Problem 1
Copy the passage from the biography of Jerry Bartholomew Sullivan, beginning at the words "Born on January" and stopping after the words "Thomas Joseph Walker.".

Passage given
• • • • •

Jerry Bartholomew Sullivan (January 1, 1859 – April 17, 1948) was a judge of the United States Customs Court and a member of the Board of General Appraisers.

Education and career

Born on January 1, 1859, in Mount Pleasant, Iowa, Sullivan read law and entered private practice in Creston, Iowa from 1882 to 1904. He was city attorney for Creston from 1887 to 1889. He continued private practice in Des Moines, Iowa from 1904 to 1913.

Federal Judicial Service

Sullivan was nominated by President Woodrow Wilson on April 17, 1913, to a seat on the Board of General Appraisers vacated by Thaddeus S. Sharretts. He was confirmed by the United States Senate on April 28, 1913, and received his commission on April 29, 1913. He served as president from 1914 to 1925. Sullivan was reassigned by operation of law to the United States Customs Court on May 28, 1926, to a new Associate Justice seat (Judge seat from June 17, 1930) authorized by 44 Stat. 669. His service terminated on September 30, 1939, due to his retirement. He was succeeded by Judge Thomas Joseph Walker.

• • • • •

Problem 2
Repeat the listing verbatim from its first line through the line that contains "- x-tick-label: 750: [611, 952, 701, 1012]", including both ends.

(A run of records)
• • • • •

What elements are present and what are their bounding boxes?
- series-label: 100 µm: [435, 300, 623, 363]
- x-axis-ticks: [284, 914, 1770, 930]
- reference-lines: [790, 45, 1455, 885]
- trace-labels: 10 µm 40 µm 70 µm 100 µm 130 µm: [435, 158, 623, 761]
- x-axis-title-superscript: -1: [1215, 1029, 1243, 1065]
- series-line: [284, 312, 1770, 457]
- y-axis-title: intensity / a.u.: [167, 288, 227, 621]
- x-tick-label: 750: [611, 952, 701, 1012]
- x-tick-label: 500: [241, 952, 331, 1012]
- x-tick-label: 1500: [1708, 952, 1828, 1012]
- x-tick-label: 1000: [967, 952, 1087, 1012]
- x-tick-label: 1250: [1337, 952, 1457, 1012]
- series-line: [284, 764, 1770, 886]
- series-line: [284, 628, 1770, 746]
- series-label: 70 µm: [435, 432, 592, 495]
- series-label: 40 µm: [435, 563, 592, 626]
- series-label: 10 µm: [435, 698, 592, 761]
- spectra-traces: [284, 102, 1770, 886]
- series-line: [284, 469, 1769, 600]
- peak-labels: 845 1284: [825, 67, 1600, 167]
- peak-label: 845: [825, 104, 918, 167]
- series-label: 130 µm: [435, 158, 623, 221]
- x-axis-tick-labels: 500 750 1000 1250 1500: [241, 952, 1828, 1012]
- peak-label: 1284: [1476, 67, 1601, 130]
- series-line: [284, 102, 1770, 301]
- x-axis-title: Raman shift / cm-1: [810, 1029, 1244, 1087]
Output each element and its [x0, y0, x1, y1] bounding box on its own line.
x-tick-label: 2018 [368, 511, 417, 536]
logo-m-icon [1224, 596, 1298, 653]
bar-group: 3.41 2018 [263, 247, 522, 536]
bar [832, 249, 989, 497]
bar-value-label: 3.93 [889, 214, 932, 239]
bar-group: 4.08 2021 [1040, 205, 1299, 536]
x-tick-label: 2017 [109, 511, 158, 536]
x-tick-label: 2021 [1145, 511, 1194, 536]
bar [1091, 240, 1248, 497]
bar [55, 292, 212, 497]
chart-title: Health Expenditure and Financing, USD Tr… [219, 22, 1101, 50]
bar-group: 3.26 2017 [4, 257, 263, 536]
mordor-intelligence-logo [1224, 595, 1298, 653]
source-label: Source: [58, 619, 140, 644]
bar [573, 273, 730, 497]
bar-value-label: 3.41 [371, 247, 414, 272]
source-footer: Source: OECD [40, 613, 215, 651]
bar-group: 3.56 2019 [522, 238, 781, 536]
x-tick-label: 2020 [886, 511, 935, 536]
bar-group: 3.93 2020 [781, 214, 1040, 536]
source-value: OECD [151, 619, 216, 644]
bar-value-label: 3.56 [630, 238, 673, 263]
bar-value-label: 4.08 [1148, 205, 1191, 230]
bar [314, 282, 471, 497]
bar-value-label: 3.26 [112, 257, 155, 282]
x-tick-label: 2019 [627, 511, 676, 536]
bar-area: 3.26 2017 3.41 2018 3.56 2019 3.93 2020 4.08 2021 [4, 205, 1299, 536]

• • • • •

Complete response 1
Born on January 1, 1859, in Mount Pleasant, Iowa, Sullivan read law and entered private practice in Creston, Iowa from 1882 to 1904. He was city attorney for Creston from 1887 to 1889. He continued private practice in Des Moines, Iowa from 1904 to 1913.

Federal Judicial Service

Sullivan was nominated by President Woodrow Wilson on April 17, 1913, to a seat on the Board of General Appraisers vacated by Thaddeus S. Sharretts. He was confirmed by the United States Senate on April 28, 1913, and received his commission on April 29, 1913. He served as president from 1914 to 1925. Sullivan was reassigned by operation of law to the United States Customs Court on May 28, 1926, to a new Associate Justice seat (Judge seat from June 17, 1930) authorized by 44 Stat. 669. His service terminated on September 30, 1939, due to his retirement. He was succeeded by Judge Thomas Joseph Walker.

Complete response 2
What elements are present and what are their bounding boxes?
- series-label: 100 µm: [435, 300, 623, 363]
- x-axis-ticks: [284, 914, 1770, 930]
- reference-lines: [790, 45, 1455, 885]
- trace-labels: 10 µm 40 µm 70 µm 100 µm 130 µm: [435, 158, 623, 761]
- x-axis-title-superscript: -1: [1215, 1029, 1243, 1065]
- series-line: [284, 312, 1770, 457]
- y-axis-title: intensity / a.u.: [167, 288, 227, 621]
- x-tick-label: 750: [611, 952, 701, 1012]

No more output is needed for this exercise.